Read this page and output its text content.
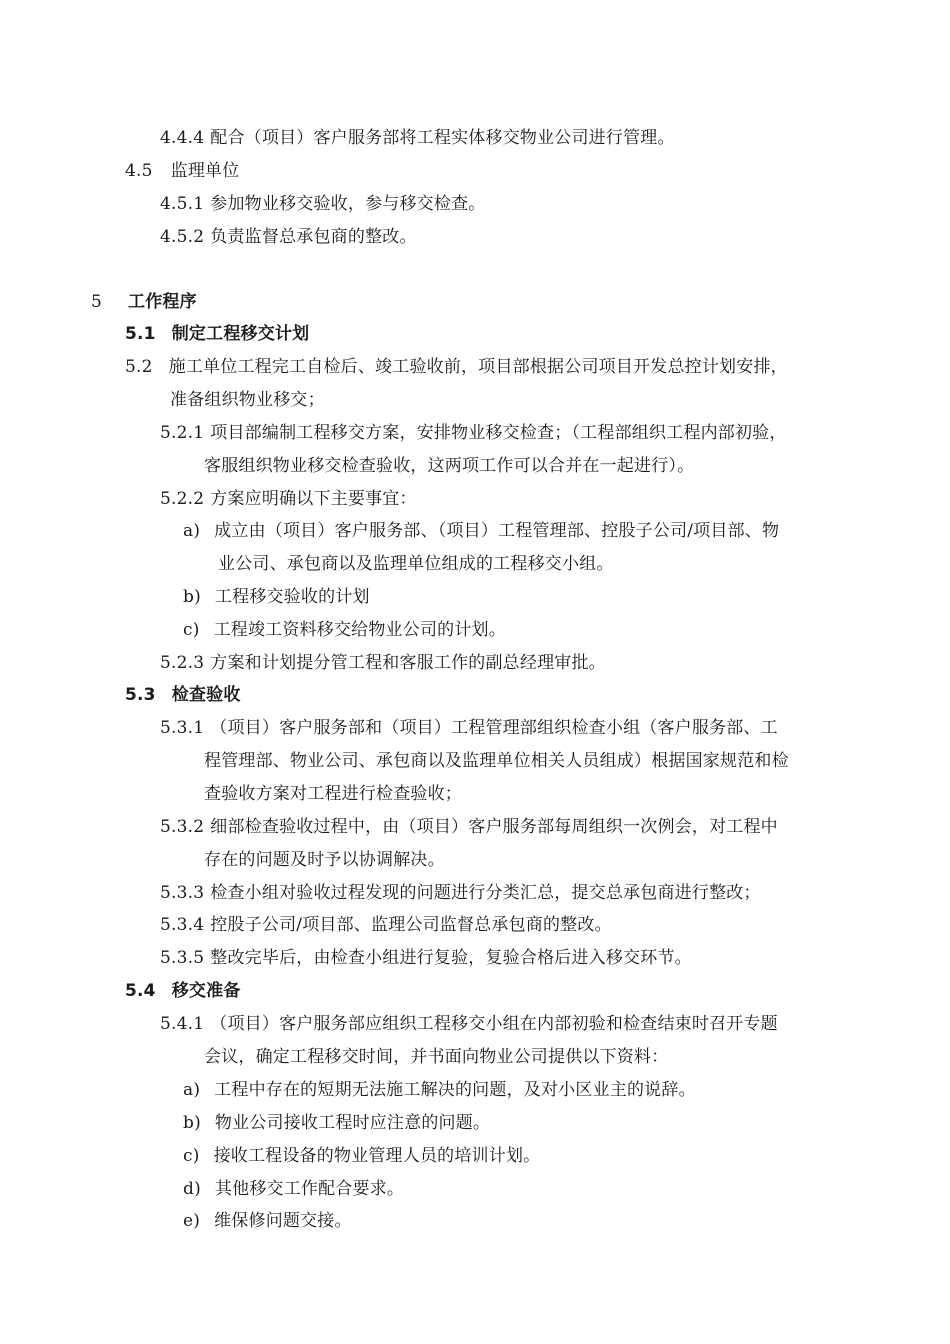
4.4.4 配合（项目）客户服务部将工程实体移交物业公司进行管理。
4.5 监理单位
4.5.1 参加物业移交验收，参与移交检查。
4.5.2 负责监督总承包商的整改。
5 工作程序
5.1 制定工程移交计划
5.2 施工单位工程完工自检后、竣工验收前，项目部根据公司项目开发总控计划安排，
准备组织物业移交；
5.2.1 项目部编制工程移交方案，安排物业移交检查；（工程部组织工程内部初验，
客服组织物业移交检查验收，这两项工作可以合并在一起进行）。
5.2.2 方案应明确以下主要事宜：
a) 成立由（项目）客户服务部、（项目）工程管理部、控股子公司/项目部、物
业公司、承包商以及监理单位组成的工程移交小组。
b) 工程移交验收的计划
c) 工程竣工资料移交给物业公司的计划。
5.2.3 方案和计划提分管工程和客服工作的副总经理审批。
5.3 检查验收
5.3.1 （项目）客户服务部和（项目）工程管理部组织检查小组（客户服务部、工
程管理部、物业公司、承包商以及监理单位相关人员组成）根据国家规范和检
查验收方案对工程进行检查验收；
5.3.2 细部检查验收过程中，由（项目）客户服务部每周组织一次例会，对工程中
存在的问题及时予以协调解决。
5.3.3 检查小组对验收过程发现的问题进行分类汇总，提交总承包商进行整改；
5.3.4 控股子公司/项目部、监理公司监督总承包商的整改。
5.3.5 整改完毕后，由检查小组进行复验，复验合格后进入移交环节。
5.4 移交准备
5.4.1 （项目）客户服务部应组织工程移交小组在内部初验和检查结束时召开专题
会议，确定工程移交时间，并书面向物业公司提供以下资料：
a) 工程中存在的短期无法施工解决的问题，及对小区业主的说辞。
b) 物业公司接收工程时应注意的问题。
c) 接收工程设备的物业管理人员的培训计划。
d) 其他移交工作配合要求。
e) 维保修问题交接。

### WORK TO DO
Read through the entries and copy each line in which "控股子公司" appears.

### RESPONSE TO THIS TASK
a) 成立由（项目）客户服务部、（项目）工程管理部、控股子公司/项目部、物
5.3.4 控股子公司/项目部、监理公司监督总承包商的整改。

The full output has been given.